QUOTED TEXT:

↓

Down to a Science: A Thrift Manages Risk with the Help of Technology

Great Western Financial Corp. is joining the parade of banking companies installing technologies to manage risk.

The $43.5 billion-asset Chatsworth, Calif., thrift is putting part of $60 million from reductions in its Savings Association Insurance Fund premiums toward technologies that will help it identify risk in its balance sheets and develop products that are more profitable and competitive.

William C. "Willie" Wolfe, first vice president and head of Great Western's asset-liability management team, said the savings - deposit premiums have been reduced from 26 basis points to six - will let the thrift hone two sophisticated risk management software systems, known respectively as Radar and Catalyst.

Developed by Risk Management Technologies, a software and consulting firm in Berkeley, Calif., Radar uses client-server technology to manage interest rate, currency, credit, and operational risk.

Catalyst, developed by Cats Software Inc., Palo Alto, Calif., is a trading system used to develop and assess hedging strategies.

The two systems are helping Great Western improve earnings, Mr. Wolfe said, though he did not get specific.

Radar, installed at the thrift in 1994, is being used to examine the profit potential of various consumer products, in addition to managing risks across the balance sheet.

Catalyst, currently being installed, will be used to aid Great Western in managing trades in Eurodollar futures, a derivative product that has been a popular risk management tool for commercial banks but that is relatively new in the thrift industry.

Mr. Wolfe said the systems would be crucial to the success of Great Western as it makes its transformation from a traditional thrift to an institution that is more "bank-like."

That transformation already is under way.

In December, Great Western announced a restructuring that will include the elimination of 800 jobs - 6% of its work force - by the end of this year, shuttering of mortgage offices, and revamping of computer systems.

The restructuring also will include the sale of nearly $300 million of nonperforming home loans made mostly in California during the early 1990s.

Before that announcement, Great Western was moving to divest itself of less profitable businesses. In November, it said it would sell a $370 million student loan portfolio to Crestar Financial Corp. of Richmond, Va., for undisclosed terms.

And the thrift has acknowledged its desire either to sell or form a partnership with another company to manage its Sierra Trust mutual funds.

Great Western will take a charge in the fourth quarter as a result of the restructuring, ending the year with an estimated 3.30% net interest margin. Through 1996, its net interest margin fluctuated from 3.39% in the first quarter to 3.26% in the third quarter, according to Thomas O'Donnell, analyst at Smith Barney in New York.

"As we move from the old S&L paradigm of originating mortgages and collecting time deposits to a commercial bank where we start offering consumer loans, commercial products, and checking accounts, the interest rate profile will get progressively more complex," said Mr. Wolfe.

"We need tools to address any interest rate issues that arise."

Mr. Wolfe has spent the last year and a half at Great Western upgrading risk technologies.

His career also has included time as a senior consultant at Risk Management Technologies, as an investment manager and assistant treasurer at various Silicon Valley companies, and as a mergers and acquisitions consultant to Wells Fargo Nikko Investment Advisors in San Francisco.

He holds an MBA in finance and management information systems from Emory University in Atlanta and an undergraduate degree in mathematics and economics from New College, Sarasota, Fla.

↑

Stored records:
↓

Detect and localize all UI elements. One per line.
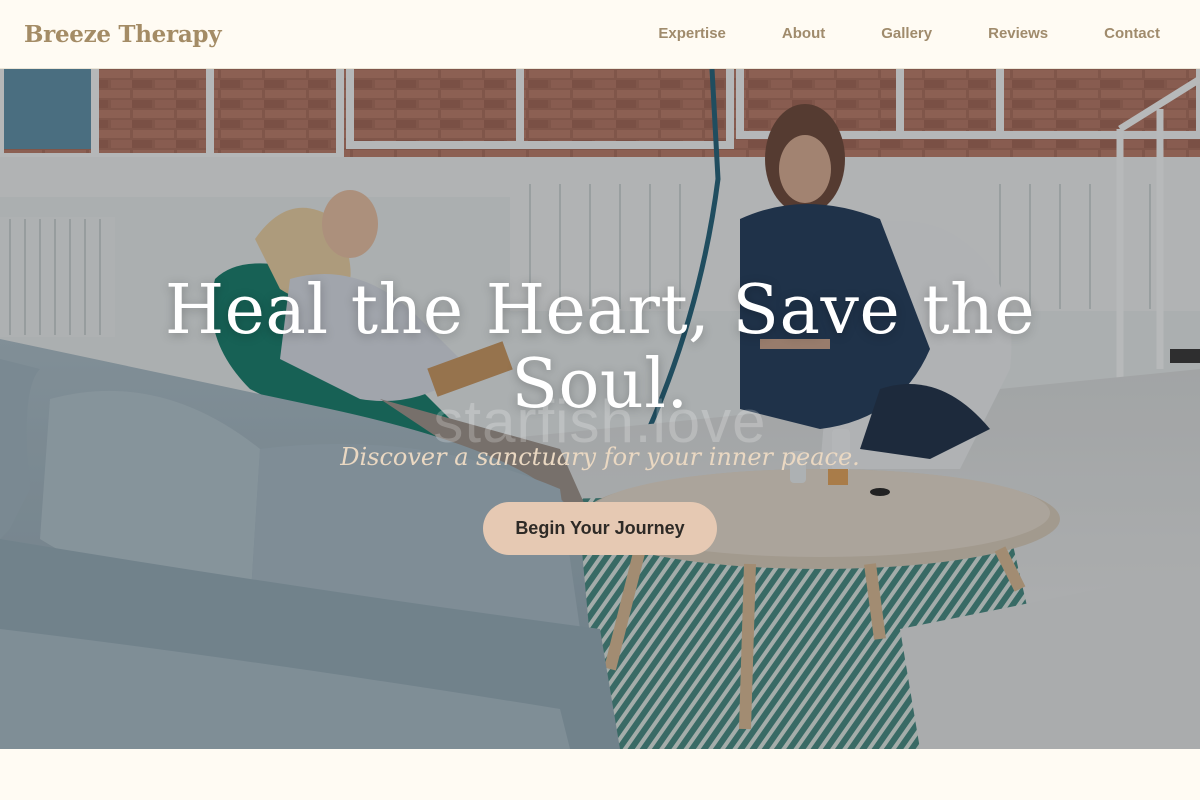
nav-link-about[interactable]: About (766, 16, 841, 52)
nav-link-gallery[interactable]: Gallery (865, 16, 948, 52)
hero-content: Heal the Heart, Save the Soul. starfish.… (0, 69, 1200, 749)
brand-logo[interactable]: Breeze Therapy (24, 21, 222, 48)
hero-tagline: Discover a sanctuary for your inner peac… (340, 443, 860, 471)
begin-journey-button[interactable]: Begin Your Journey (483, 502, 717, 555)
nav-menu: Expertise About Gallery Reviews Contact (642, 0, 1176, 68)
hero-section: Heal the Heart, Save the Soul. starfish.… (0, 69, 1200, 749)
next-section (0, 749, 1200, 800)
nav-link-expertise[interactable]: Expertise (642, 16, 742, 52)
nav-link-reviews[interactable]: Reviews (972, 16, 1064, 52)
nav-link-contact[interactable]: Contact (1088, 16, 1176, 52)
top-navigation-bar: Breeze Therapy Expertise About Gallery R… (0, 0, 1200, 69)
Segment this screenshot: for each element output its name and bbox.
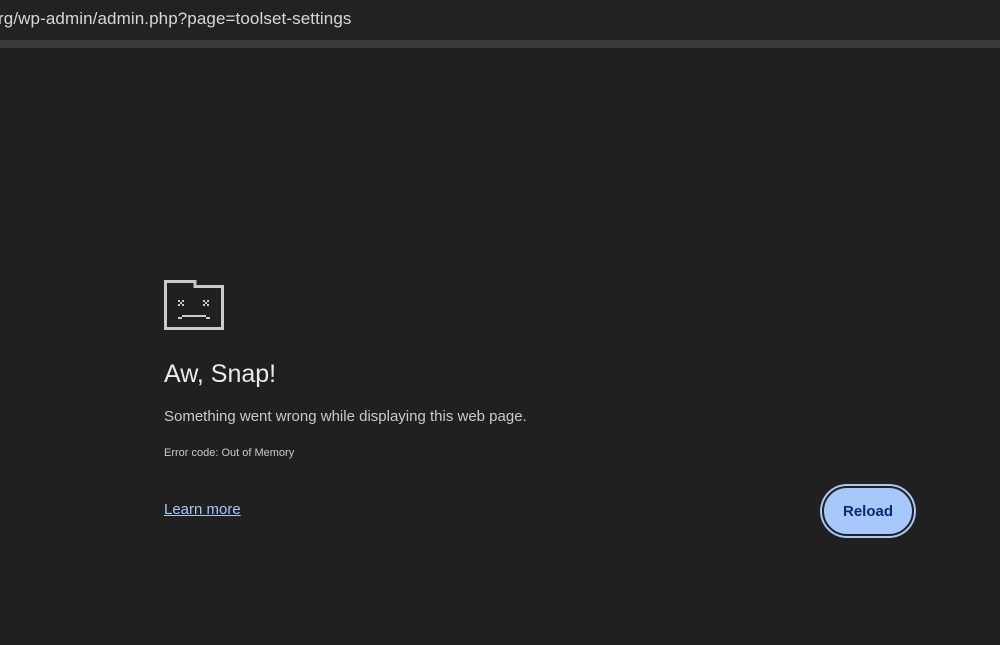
error-code: Error code: Out of Memory [164,447,295,459]
address-url[interactable]: rg/wp-admin/admin.php?page=toolset-setti… [0,9,351,29]
learn-more-link[interactable]: Learn more [164,501,241,518]
sad-tab-icon [164,280,224,330]
error-message: Something went wrong while displaying th… [164,408,527,425]
address-bar[interactable]: rg/wp-admin/admin.php?page=toolset-setti… [0,0,1000,40]
toolbar-divider [0,40,1000,48]
error-page: Aw, Snap! Something went wrong while dis… [0,48,1000,645]
error-title: Aw, Snap! [164,360,277,388]
reload-button[interactable]: Reload [822,486,914,536]
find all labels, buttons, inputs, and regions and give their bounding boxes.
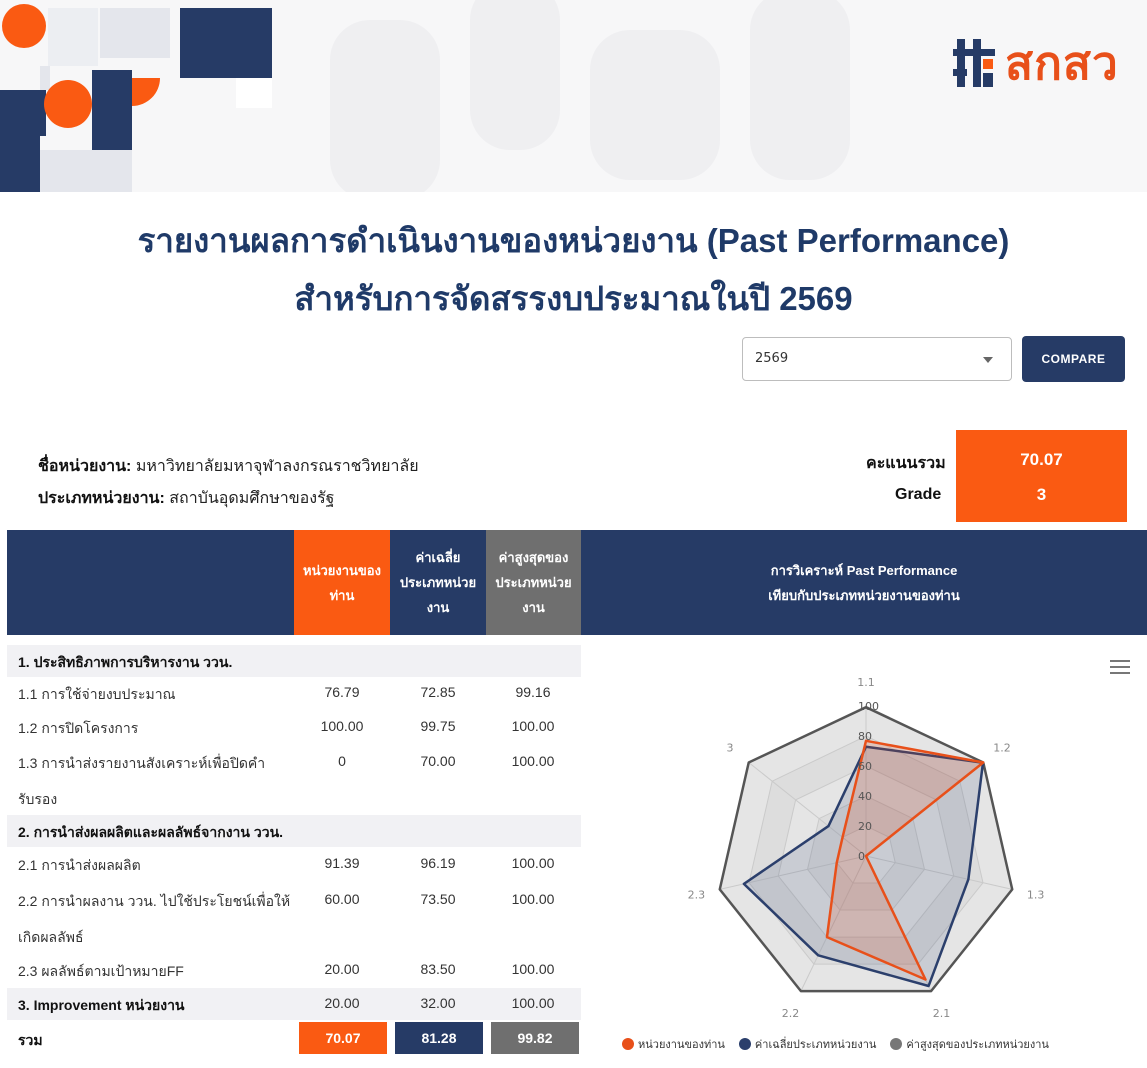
table-row-section: 3. Improvement หน่วยงาน — [18, 997, 185, 1013]
decorative-pattern — [0, 0, 280, 192]
table-row-section: 2. การนำส่งผลผลิตและผลลัพธ์จากงาน ววน. — [18, 824, 284, 840]
radar-tick-label: 0 — [858, 850, 865, 863]
cell-average: 99.75 — [420, 718, 456, 734]
org-type-line: ประเภทหน่วยงาน: สถาบันอุดมศึกษาของรัฐ — [38, 486, 335, 511]
year-select-value: 2569 — [755, 351, 789, 366]
header-banner: สกสว — [0, 0, 1147, 192]
cell-max: 100.00 — [511, 753, 555, 769]
cell-max: 100.00 — [511, 891, 555, 907]
total-yours: 70.07 — [299, 1022, 387, 1054]
cell-yours: 20.00 — [324, 961, 360, 977]
radar-chart: 0 20 40 60 80 100 1.1 1.2 1.3 2.1 2.2 2.3 3 — [688, 676, 1045, 1020]
page-title: รายงานผลการดำเนินงานของหน่วยงาน (Past Pe… — [137, 222, 1010, 259]
legend-label: หน่วยงานของท่าน — [638, 1038, 725, 1051]
org-name-line: ชื่อหน่วยงาน: มหาวิทยาลัยมหาจุฬาลงกรณราช… — [38, 454, 419, 479]
chart-legend: หน่วยงานของท่าน ค่าเฉลี่ยประเภทหน่วยงาน … — [622, 1035, 1049, 1053]
legend-item-average[interactable]: ค่าเฉลี่ยประเภทหน่วยงาน — [738, 1035, 877, 1053]
radar-category-label: 1.3 — [1027, 889, 1045, 902]
radar-category-label: 3 — [726, 742, 733, 755]
cell-average: 72.85 — [420, 684, 456, 700]
total-average: 81.28 — [395, 1022, 483, 1054]
cell-max: 100.00 — [511, 718, 555, 734]
radar-tick-label: 20 — [858, 820, 872, 833]
cell-yours: 100.00 — [320, 718, 364, 734]
radar-tick-label: 80 — [858, 730, 872, 743]
cell-yours: 76.79 — [324, 684, 360, 700]
brand-logo: สกสว — [953, 28, 1119, 98]
logo-text: สกสว — [1005, 36, 1119, 89]
org-type-value: สถาบันอุดมศึกษาของรัฐ — [169, 490, 335, 507]
radar-category-label: 2.1 — [933, 1007, 951, 1020]
score-box: 70.07 3 — [956, 430, 1127, 522]
org-name-value: มหาวิทยาลัยมหาจุฬาลงกรณราชวิทยาลัย — [135, 458, 419, 475]
radar-tick-label: 100 — [858, 700, 879, 713]
table-row-label: 2.3 ผลลัพธ์ตามเป้าหมายFF — [18, 963, 184, 979]
grade-label: Grade — [895, 486, 942, 503]
page-subtitle: สำหรับการจัดสรรงบประมาณในปี 2569 — [294, 280, 853, 317]
total-max: 99.82 — [491, 1022, 579, 1054]
org-type-label: ประเภทหน่วยงาน: — [38, 490, 165, 507]
total-score-label: คะแนนรวม — [866, 455, 946, 472]
radar-tick-label: 60 — [858, 760, 872, 773]
legend-item-yours[interactable]: หน่วยงานของท่าน — [622, 1035, 725, 1053]
table-row-label-cont: รับรอง — [18, 791, 58, 807]
cell-yours: 0 — [338, 753, 346, 769]
cell-yours: 20.00 — [324, 995, 360, 1011]
table-header-blank — [7, 530, 294, 635]
legend-dot-icon — [738, 1038, 751, 1050]
table-row-section: 1. ประสิทธิภาพการบริหารงาน ววน. — [18, 654, 233, 670]
logo-mark-icon — [953, 39, 995, 87]
cell-average: 73.50 — [420, 891, 456, 907]
header-max: ค่าสูงสุดของประเภทหน่วยงาน — [486, 530, 581, 635]
table-row-label: 1.2 การปิดโครงการ — [18, 720, 139, 736]
total-row-label: รวม — [18, 1032, 43, 1048]
chevron-down-icon — [983, 357, 993, 363]
grade-value: 3 — [1036, 485, 1047, 504]
header-analysis-line2: เทียบกับประเภทหน่วยงานของท่าน — [768, 587, 960, 603]
cell-max: 100.00 — [511, 855, 555, 871]
table-row-label: 1.3 การนำส่งรายงานสังเคราะห์เพื่อปิดคำ — [18, 755, 266, 771]
radar-category-label: 2.2 — [782, 1007, 800, 1020]
legend-dot-icon — [890, 1038, 903, 1050]
header-analysis: การวิเคราะห์ Past Performance เทียบกับปร… — [581, 530, 1147, 635]
radar-category-label: 1.1 — [857, 676, 875, 689]
header-average: ค่าเฉลี่ยประเภทหน่วยงาน — [390, 530, 486, 635]
table-row-label: 1.1 การใช้จ่ายงบประมาณ — [18, 686, 176, 702]
cell-average: 32.00 — [420, 995, 456, 1011]
radar-tick-label: 40 — [858, 790, 872, 803]
radar-category-label: 2.3 — [688, 889, 706, 902]
header-analysis-line1: การวิเคราะห์ Past Performance — [770, 562, 958, 578]
compare-button[interactable]: COMPARE — [1022, 336, 1125, 382]
cell-yours: 91.39 — [324, 855, 360, 871]
cell-max: 100.00 — [511, 995, 555, 1011]
cell-max: 99.16 — [515, 684, 551, 700]
table-row-label: 2.1 การนำส่งผลผลิต — [18, 857, 141, 873]
cell-average: 96.19 — [420, 855, 456, 871]
total-score-value: 70.07 — [1020, 450, 1063, 469]
legend-item-max[interactable]: ค่าสูงสุดของประเภทหน่วยงาน — [890, 1035, 1049, 1053]
year-select[interactable]: 2569 — [742, 337, 1012, 381]
table-row-label-cont: เกิดผลลัพธ์ — [18, 929, 84, 945]
cell-max: 100.00 — [511, 961, 555, 977]
cell-average: 70.00 — [420, 753, 456, 769]
legend-label: ค่าสูงสุดของประเภทหน่วยงาน — [906, 1038, 1049, 1051]
header-yours: หน่วยงานของท่าน — [294, 530, 390, 635]
legend-label: ค่าเฉลี่ยประเภทหน่วยงาน — [754, 1038, 877, 1051]
org-name-label: ชื่อหน่วยงาน: — [38, 458, 132, 475]
cell-yours: 60.00 — [324, 891, 360, 907]
table-row-label: 2.2 การนำผลงาน ววน. ไปใช้ประโยชน์เพื่อให… — [18, 893, 291, 909]
radar-category-label: 1.2 — [993, 742, 1011, 755]
legend-dot-icon — [622, 1038, 634, 1050]
cell-average: 83.50 — [420, 961, 456, 977]
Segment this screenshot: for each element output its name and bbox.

↑

REQUIREMENTS:
- A) Please reproduce the Great Western article starting with "That transformation already" and going on through "Trust mutual funds.", swapping "restructuring" for "reorganization" throughout.
- B) Answer these questions from the Great Western article:
(i) Which firm developed Radar?
(ii) How many jobs will the restructuring eliminate?
(iii) Where did Mr. Wolfe earn his MBA?
The listing has no connection to the Great Western article.

ANSWERS TO EACH TASK:
- A)
That transformation already is under way.

In December, Great Western announced a reorganization that will include the elimination of 800 jobs - 6% of its work force - by the end of this year, shuttering of mortgage offices, and revamping of computer systems.

The reorganization also will include the sale of nearly $300 million of nonperforming home loans made mostly in California during the early 1990s.

Before that announcement, Great Western was moving to divest itself of less profitable businesses. In November, it said it would sell a $370 million student loan portfolio to Crestar Financial Corp. of Richmond, Va., for undisclosed terms.

And the thrift has acknowledged its desire either to sell or form a partnership with another company to manage its Sierra Trust mutual funds.

- B)
(i) Risk Management Technologies, a software and consulting firm in Berkeley, Calif.
(ii) 800 jobs, 6% of its work force.
(iii) Emory University in Atlanta.